* What to produce
Return the entries verbatim and drop every picture.

_____

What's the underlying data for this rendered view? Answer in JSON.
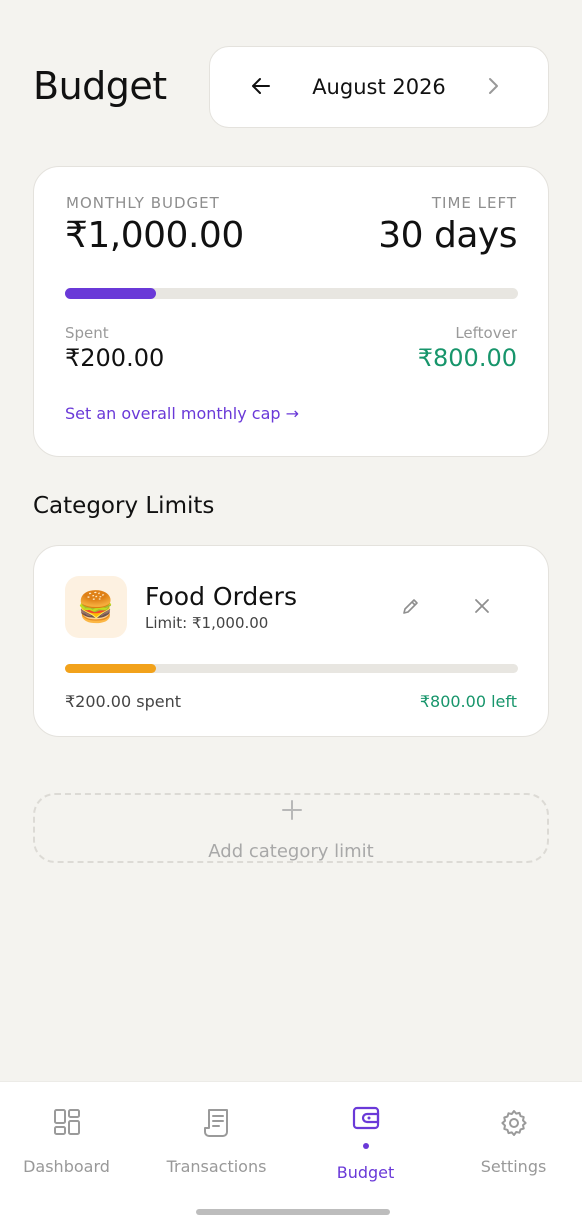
{
  "header": {
    "title": "Budget",
    "month": "August 2026",
    "prev_icon": "arrow-left-icon",
    "next_icon": "chevron-right-icon"
  },
  "overview": {
    "budget_label": "MONTHLY BUDGET",
    "budget_amount": "₹1,000.00",
    "time_label": "TIME LEFT",
    "time_value": "30 days",
    "progress_fraction": 0.2,
    "progress_color": "#6a39d8",
    "spent_label": "Spent",
    "spent_amount": "₹200.00",
    "leftover_label": "Leftover",
    "leftover_amount": "₹800.00",
    "cap_link": "Set an overall monthly cap →"
  },
  "categories_title": "Category Limits",
  "categories": [
    {
      "name": "Food Orders",
      "limit": "Limit: ₹1,000.00",
      "emoji": "🍔",
      "progress_fraction": 0.2,
      "progress_color": "#f2a21b",
      "spent": "₹200.00 spent",
      "left": "₹800.00 left",
      "edit_icon": "pencil-icon",
      "remove_icon": "close-icon"
    }
  ],
  "add_category": {
    "label": "Add category limit",
    "icon": "plus-icon"
  },
  "nav": [
    {
      "label": "Dashboard",
      "icon": "dashboard-icon",
      "active": false
    },
    {
      "label": "Transactions",
      "icon": "receipt-icon",
      "active": false
    },
    {
      "label": "Budget",
      "icon": "wallet-icon",
      "active": true
    },
    {
      "label": "Settings",
      "icon": "gear-icon",
      "active": false
    }
  ],
  "colors": {
    "accent": "#6a39d8",
    "positive": "#17956b",
    "background": "#f4f3ef"
  }
}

_____

* Result
What's the underlying data for this rendered view? Answer in JSON.
{
  "header": {
    "title": "Budget",
    "month": "August 2026",
    "prev_icon": "arrow-left-icon",
    "next_icon": "chevron-right-icon"
  },
  "overview": {
    "budget_label": "MONTHLY BUDGET",
    "budget_amount": "₹1,000.00",
    "time_label": "TIME LEFT",
    "time_value": "30 days",
    "progress_fraction": 0.2,
    "progress_color": "#6a39d8",
    "spent_label": "Spent",
    "spent_amount": "₹200.00",
    "leftover_label": "Leftover",
    "leftover_amount": "₹800.00",
    "cap_link": "Set an overall monthly cap →"
  },
  "categories_title": "Category Limits",
  "categories": [
    {
      "name": "Food Orders",
      "limit": "Limit: ₹1,000.00",
      "emoji": "🍔",
      "progress_fraction": 0.2,
      "progress_color": "#f2a21b",
      "spent": "₹200.00 spent",
      "left": "₹800.00 left",
      "edit_icon": "pencil-icon",
      "remove_icon": "close-icon"
    }
  ],
  "add_category": {
    "label": "Add category limit",
    "icon": "plus-icon"
  },
  "nav": [
    {
      "label": "Dashboard",
      "icon": "dashboard-icon",
      "active": false
    },
    {
      "label": "Transactions",
      "icon": "receipt-icon",
      "active": false
    },
    {
      "label": "Budget",
      "icon": "wallet-icon",
      "active": true
    },
    {
      "label": "Settings",
      "icon": "gear-icon",
      "active": false
    }
  ],
  "colors": {
    "accent": "#6a39d8",
    "positive": "#17956b",
    "background": "#f4f3ef"
  }
}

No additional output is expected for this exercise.